▶ [Exercise brief]:
Pick out all lines of the entries that include the word "mensuels" and copy them.

= = = = =

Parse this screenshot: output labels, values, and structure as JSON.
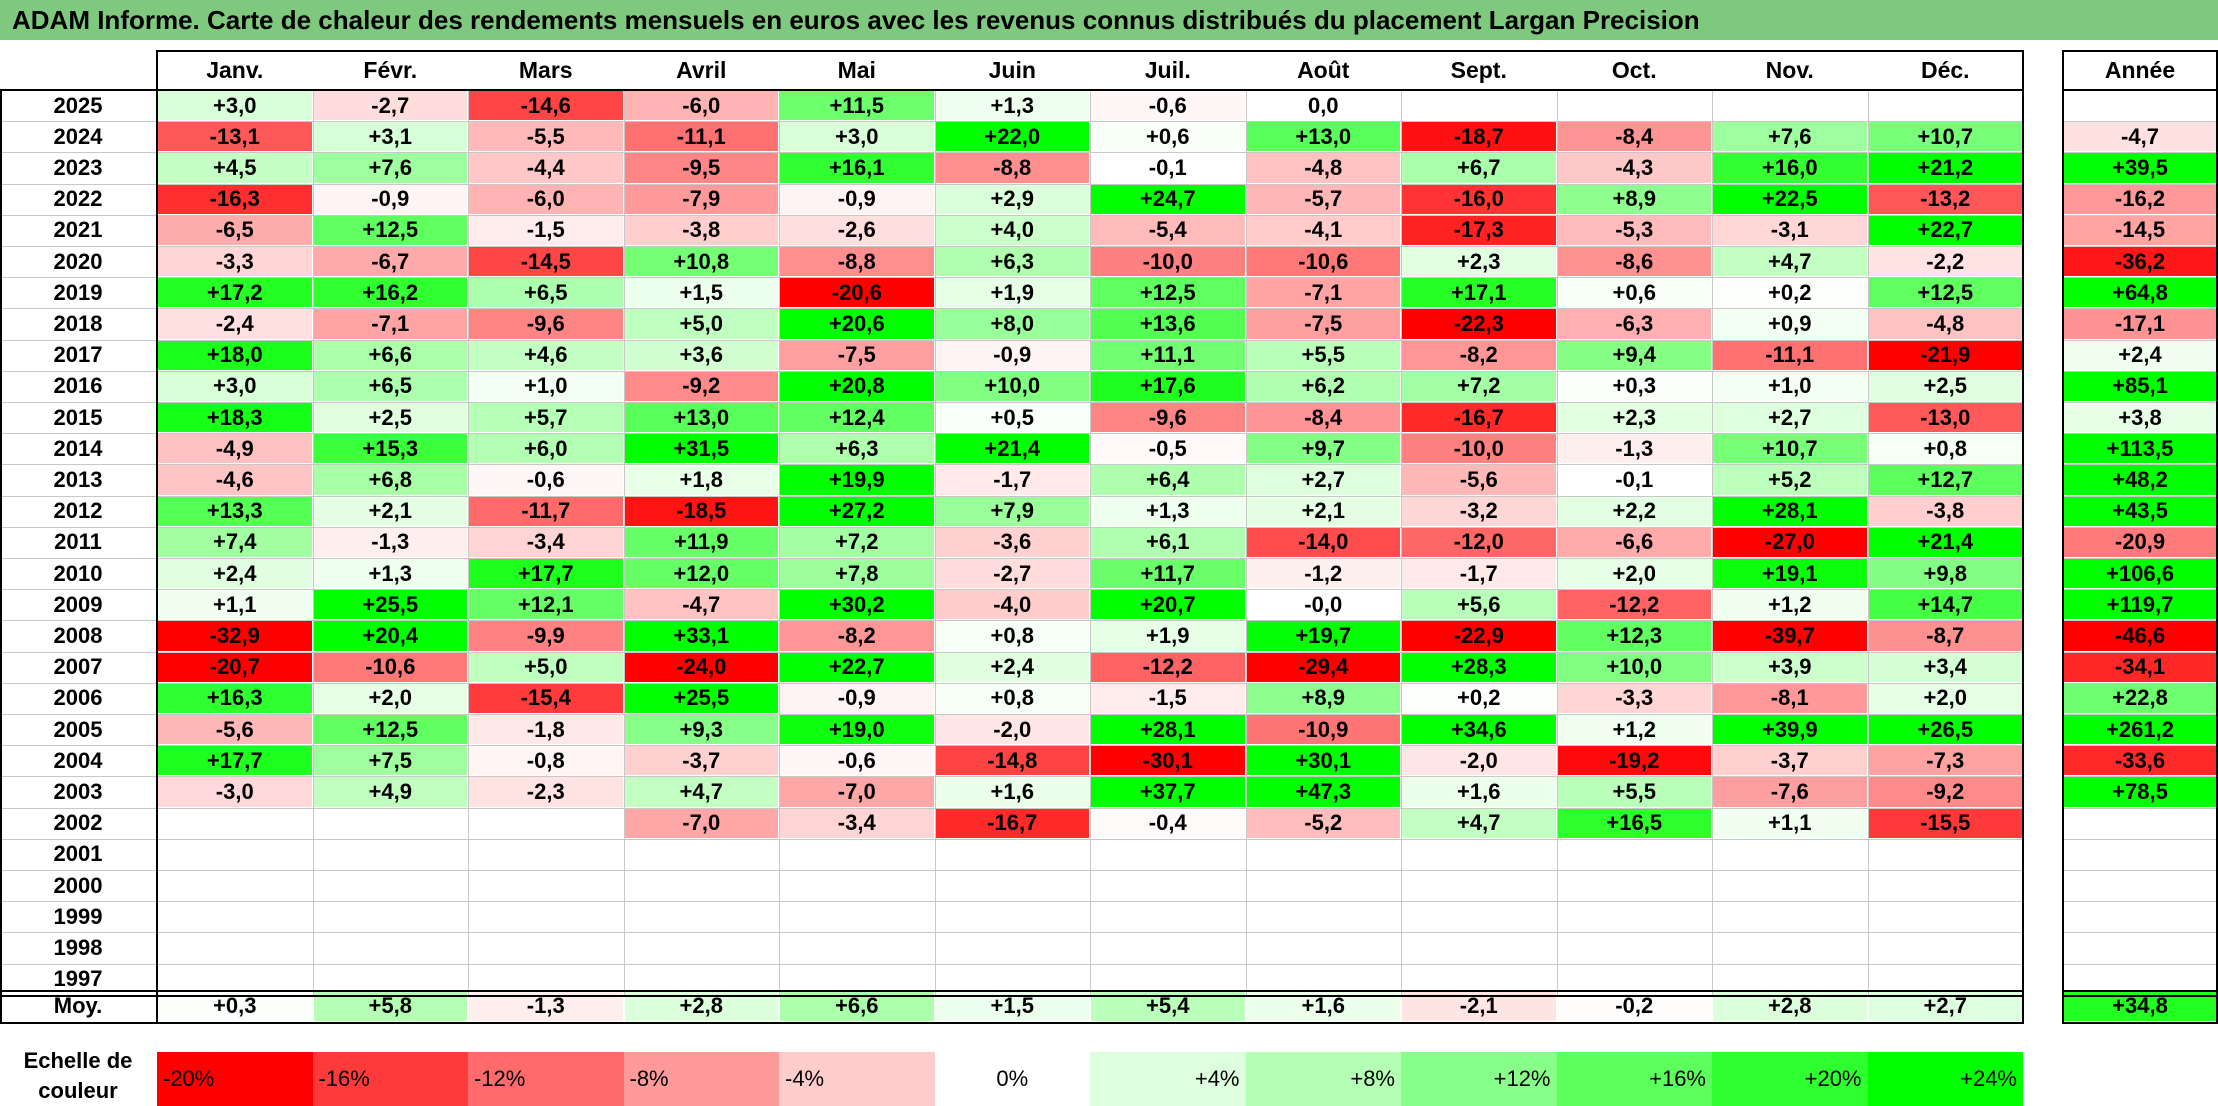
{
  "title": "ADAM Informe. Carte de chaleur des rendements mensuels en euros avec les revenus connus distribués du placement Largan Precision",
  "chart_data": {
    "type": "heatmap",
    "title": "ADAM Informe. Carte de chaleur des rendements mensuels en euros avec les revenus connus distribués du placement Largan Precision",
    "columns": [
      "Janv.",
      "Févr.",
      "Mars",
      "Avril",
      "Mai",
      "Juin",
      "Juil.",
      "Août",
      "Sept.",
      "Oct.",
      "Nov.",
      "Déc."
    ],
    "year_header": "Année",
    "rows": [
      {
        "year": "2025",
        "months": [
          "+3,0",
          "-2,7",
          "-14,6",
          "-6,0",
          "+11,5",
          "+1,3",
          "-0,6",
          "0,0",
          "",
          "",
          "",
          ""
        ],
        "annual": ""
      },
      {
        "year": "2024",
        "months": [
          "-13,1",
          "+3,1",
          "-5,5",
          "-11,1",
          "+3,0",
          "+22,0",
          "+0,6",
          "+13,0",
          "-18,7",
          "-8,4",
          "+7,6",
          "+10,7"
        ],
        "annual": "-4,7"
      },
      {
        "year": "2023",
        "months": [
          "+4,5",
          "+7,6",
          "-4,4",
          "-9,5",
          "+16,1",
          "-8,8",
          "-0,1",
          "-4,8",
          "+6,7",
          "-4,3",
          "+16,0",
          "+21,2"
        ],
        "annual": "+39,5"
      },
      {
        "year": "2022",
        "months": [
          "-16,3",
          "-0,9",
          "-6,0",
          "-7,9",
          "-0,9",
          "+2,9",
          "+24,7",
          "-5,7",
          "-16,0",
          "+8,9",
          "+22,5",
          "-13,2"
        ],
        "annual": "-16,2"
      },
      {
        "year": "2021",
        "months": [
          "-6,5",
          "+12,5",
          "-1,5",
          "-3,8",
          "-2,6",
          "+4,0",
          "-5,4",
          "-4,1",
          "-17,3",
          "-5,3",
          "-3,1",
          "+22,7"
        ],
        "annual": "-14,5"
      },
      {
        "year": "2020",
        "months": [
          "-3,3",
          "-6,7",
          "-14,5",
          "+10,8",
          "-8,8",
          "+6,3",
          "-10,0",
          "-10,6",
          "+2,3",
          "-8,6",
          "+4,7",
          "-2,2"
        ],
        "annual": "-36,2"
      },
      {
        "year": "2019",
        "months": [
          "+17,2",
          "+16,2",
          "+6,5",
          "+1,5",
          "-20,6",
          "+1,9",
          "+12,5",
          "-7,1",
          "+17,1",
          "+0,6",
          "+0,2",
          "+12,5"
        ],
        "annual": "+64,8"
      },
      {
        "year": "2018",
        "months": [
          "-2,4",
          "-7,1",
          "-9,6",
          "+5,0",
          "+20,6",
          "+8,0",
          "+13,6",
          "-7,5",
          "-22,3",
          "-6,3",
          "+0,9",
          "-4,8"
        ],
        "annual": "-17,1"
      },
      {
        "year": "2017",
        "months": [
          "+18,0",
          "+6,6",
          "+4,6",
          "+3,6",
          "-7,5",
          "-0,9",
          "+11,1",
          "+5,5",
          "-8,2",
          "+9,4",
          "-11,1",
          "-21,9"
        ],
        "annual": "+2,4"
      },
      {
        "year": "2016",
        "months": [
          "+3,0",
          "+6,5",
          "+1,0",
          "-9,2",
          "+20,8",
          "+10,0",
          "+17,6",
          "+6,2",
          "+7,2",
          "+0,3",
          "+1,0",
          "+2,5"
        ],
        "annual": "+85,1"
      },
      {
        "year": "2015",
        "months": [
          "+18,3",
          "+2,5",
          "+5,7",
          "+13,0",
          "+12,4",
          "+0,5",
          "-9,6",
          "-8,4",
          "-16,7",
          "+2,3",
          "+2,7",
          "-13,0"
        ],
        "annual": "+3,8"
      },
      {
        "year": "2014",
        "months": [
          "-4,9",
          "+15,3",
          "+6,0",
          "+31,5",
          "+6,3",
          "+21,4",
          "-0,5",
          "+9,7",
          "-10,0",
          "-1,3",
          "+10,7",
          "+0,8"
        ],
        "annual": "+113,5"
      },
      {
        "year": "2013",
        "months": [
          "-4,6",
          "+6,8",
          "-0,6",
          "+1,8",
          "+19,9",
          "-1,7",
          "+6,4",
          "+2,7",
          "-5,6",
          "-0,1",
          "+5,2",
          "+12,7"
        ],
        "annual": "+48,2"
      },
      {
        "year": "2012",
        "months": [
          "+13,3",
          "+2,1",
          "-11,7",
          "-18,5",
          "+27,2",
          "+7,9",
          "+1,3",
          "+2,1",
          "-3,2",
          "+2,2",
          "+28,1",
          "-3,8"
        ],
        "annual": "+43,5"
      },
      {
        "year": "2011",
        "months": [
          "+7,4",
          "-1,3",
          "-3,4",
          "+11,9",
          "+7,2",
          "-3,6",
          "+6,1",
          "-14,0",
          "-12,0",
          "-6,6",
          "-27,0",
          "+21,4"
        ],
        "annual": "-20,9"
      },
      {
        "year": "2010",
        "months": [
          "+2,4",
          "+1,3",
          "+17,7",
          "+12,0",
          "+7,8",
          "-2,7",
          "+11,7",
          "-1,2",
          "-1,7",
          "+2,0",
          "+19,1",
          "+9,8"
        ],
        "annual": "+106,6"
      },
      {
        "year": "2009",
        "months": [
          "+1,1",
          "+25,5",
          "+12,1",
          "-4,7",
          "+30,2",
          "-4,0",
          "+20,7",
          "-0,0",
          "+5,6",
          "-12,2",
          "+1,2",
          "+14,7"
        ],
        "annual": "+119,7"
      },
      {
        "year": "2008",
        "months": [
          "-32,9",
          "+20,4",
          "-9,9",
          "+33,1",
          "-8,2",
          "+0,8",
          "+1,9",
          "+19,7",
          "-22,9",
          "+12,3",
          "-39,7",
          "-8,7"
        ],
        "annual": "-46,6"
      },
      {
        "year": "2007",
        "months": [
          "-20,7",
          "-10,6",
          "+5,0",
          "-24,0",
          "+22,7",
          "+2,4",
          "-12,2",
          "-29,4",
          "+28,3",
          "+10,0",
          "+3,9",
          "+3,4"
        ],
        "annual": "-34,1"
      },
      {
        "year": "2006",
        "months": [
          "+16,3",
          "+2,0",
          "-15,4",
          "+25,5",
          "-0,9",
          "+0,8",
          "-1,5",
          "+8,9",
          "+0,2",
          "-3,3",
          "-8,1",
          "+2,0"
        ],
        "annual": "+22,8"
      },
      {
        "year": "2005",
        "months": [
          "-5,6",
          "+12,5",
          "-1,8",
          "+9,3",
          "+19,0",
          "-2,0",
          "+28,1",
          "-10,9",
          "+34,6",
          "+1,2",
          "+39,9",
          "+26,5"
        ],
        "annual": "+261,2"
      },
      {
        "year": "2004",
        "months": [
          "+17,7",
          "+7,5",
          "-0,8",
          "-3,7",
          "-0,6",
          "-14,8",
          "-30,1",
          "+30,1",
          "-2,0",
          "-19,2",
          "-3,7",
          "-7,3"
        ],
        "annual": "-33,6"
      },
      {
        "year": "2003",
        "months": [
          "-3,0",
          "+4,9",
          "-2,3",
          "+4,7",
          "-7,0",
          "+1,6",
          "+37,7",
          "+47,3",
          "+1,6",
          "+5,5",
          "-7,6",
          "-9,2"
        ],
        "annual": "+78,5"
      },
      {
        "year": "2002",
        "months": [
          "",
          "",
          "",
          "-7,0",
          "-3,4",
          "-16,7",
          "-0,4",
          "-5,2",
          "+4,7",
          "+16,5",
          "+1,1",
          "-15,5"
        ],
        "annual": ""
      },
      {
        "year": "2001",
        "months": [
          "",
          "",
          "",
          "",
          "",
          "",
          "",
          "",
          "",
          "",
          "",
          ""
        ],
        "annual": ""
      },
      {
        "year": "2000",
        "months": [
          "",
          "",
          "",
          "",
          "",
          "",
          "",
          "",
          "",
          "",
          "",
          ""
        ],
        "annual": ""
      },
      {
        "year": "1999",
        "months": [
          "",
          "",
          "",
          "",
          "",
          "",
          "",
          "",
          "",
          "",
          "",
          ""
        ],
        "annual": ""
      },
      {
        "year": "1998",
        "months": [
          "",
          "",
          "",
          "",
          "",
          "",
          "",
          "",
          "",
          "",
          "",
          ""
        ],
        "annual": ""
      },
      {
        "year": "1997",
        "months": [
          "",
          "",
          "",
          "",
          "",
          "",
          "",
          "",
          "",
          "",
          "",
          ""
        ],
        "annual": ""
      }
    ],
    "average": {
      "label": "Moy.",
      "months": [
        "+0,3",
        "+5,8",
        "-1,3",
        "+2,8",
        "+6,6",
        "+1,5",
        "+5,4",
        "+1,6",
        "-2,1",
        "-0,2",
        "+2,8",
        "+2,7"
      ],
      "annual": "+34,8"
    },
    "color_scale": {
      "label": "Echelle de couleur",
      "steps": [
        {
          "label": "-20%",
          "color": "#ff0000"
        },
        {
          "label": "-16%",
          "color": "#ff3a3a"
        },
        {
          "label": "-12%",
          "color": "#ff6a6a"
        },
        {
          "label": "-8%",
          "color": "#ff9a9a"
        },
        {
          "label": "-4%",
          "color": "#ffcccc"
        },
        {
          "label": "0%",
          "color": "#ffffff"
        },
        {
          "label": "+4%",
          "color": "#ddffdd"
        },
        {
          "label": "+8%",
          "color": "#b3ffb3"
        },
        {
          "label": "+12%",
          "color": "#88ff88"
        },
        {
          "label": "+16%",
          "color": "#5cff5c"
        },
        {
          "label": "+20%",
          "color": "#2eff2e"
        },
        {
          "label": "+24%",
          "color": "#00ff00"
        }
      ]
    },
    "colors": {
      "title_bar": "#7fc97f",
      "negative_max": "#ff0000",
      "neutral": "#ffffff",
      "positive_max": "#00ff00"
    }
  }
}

= = = = =

▶ [Written answer]:
  "title": "ADAM Informe. Carte de chaleur des rendements mensuels en euros avec les revenus connus distribués du placement Largan Precision",
    "title": "ADAM Informe. Carte de chaleur des rendements mensuels en euros avec les revenus connus distribués du placement Largan Precision",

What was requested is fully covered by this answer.